#### Aim
Print the line that contains "Read this page and output its text content." and every line after it through the last line of the records below, exactly as written and nothing else.
==== Entries provided ====
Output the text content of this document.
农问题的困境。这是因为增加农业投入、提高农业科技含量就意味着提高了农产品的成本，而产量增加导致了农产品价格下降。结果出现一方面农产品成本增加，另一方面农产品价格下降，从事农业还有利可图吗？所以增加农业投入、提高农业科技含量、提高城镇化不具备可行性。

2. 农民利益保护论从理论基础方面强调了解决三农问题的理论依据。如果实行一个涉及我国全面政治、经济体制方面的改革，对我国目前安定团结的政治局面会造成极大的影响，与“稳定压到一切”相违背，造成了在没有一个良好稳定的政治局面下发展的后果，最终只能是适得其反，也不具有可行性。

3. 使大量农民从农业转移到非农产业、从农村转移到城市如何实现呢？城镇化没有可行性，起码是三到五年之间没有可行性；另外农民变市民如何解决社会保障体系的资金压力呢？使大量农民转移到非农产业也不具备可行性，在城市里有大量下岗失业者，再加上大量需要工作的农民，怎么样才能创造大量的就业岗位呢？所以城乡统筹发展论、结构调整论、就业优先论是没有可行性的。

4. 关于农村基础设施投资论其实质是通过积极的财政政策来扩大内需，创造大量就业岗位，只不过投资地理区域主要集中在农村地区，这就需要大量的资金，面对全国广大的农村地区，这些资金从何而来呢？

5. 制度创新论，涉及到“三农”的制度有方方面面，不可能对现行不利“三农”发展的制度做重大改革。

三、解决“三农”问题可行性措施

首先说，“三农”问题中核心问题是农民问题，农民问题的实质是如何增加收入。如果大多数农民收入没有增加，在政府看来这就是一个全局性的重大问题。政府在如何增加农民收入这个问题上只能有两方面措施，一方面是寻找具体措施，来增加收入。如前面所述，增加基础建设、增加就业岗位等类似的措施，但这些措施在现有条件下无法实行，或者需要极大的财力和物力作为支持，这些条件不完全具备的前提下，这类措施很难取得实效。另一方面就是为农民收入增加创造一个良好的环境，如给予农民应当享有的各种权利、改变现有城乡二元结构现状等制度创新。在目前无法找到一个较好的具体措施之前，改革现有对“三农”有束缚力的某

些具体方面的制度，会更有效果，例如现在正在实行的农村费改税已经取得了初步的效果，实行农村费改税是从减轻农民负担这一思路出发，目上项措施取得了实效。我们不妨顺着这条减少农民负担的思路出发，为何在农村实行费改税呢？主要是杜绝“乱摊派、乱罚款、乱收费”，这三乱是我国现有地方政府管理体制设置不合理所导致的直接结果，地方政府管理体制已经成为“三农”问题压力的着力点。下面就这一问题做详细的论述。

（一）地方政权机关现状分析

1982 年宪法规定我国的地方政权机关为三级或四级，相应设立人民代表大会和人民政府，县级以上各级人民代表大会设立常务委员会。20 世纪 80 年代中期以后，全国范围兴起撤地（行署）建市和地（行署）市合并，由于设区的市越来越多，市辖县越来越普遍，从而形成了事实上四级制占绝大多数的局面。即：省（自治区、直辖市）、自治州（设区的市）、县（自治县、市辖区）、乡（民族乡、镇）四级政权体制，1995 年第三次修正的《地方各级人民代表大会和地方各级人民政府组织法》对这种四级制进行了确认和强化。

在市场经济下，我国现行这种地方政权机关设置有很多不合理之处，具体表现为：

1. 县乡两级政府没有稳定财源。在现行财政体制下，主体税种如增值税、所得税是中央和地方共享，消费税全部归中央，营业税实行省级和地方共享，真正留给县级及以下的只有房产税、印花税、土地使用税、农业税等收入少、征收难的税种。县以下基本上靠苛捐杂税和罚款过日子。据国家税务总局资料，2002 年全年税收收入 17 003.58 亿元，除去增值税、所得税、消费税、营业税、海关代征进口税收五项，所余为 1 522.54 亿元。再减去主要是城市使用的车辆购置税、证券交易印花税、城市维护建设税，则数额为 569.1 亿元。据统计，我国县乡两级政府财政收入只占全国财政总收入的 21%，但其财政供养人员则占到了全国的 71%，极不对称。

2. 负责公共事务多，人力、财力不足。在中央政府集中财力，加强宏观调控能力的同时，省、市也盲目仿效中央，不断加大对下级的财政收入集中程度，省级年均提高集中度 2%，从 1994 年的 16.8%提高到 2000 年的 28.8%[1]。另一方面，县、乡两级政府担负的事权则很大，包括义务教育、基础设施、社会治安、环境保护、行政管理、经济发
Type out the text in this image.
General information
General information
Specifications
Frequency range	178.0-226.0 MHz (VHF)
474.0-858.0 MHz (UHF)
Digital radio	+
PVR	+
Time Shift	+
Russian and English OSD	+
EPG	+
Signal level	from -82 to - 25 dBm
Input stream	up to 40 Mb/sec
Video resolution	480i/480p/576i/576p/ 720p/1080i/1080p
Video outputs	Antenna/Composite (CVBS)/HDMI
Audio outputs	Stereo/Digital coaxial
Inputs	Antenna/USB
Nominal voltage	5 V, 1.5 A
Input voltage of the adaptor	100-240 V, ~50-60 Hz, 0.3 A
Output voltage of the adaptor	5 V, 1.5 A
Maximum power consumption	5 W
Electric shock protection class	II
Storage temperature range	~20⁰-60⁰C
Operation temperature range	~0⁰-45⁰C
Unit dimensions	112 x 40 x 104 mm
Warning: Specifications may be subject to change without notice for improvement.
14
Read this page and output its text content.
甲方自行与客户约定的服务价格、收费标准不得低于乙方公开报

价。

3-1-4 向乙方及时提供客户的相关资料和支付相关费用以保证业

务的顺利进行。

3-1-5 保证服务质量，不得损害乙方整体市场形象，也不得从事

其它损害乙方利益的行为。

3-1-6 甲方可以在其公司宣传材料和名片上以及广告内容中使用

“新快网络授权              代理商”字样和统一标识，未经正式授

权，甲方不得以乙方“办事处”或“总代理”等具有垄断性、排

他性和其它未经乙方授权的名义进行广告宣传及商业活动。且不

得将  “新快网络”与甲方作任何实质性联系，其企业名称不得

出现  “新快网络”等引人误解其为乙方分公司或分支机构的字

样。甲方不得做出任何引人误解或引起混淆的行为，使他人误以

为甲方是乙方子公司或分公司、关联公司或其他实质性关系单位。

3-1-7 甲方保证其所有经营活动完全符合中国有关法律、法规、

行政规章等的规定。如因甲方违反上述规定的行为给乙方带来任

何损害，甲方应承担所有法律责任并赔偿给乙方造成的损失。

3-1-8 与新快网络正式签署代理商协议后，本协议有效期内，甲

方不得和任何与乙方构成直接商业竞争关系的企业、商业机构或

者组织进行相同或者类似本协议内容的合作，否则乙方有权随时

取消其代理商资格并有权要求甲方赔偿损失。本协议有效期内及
====
#### The completed task
Read this page and output its text content.
甲方自行与客户约定的服务价格、收费标准不得低于乙方公开报

价。

3-1-4 向乙方及时提供客户的相关资料和支付相关费用以保证业

务的顺利进行。

3-1-5 保证服务质量，不得损害乙方整体市场形象，也不得从事

其它损害乙方利益的行为。

3-1-6 甲方可以在其公司宣传材料和名片上以及广告内容中使用

“新快网络授权              代理商”字样和统一标识，未经正式授

权，甲方不得以乙方“办事处”或“总代理”等具有垄断性、排

他性和其它未经乙方授权的名义进行广告宣传及商业活动。且不

得将  “新快网络”与甲方作任何实质性联系，其企业名称不得

出现  “新快网络”等引人误解其为乙方分公司或分支机构的字

样。甲方不得做出任何引人误解或引起混淆的行为，使他人误以

为甲方是乙方子公司或分公司、关联公司或其他实质性关系单位。

3-1-7 甲方保证其所有经营活动完全符合中国有关法律、法规、

行政规章等的规定。如因甲方违反上述规定的行为给乙方带来任

何损害，甲方应承担所有法律责任并赔偿给乙方造成的损失。

3-1-8 与新快网络正式签署代理商协议后，本协议有效期内，甲

方不得和任何与乙方构成直接商业竞争关系的企业、商业机构或

者组织进行相同或者类似本协议内容的合作，否则乙方有权随时

取消其代理商资格并有权要求甲方赔偿损失。本协议有效期内及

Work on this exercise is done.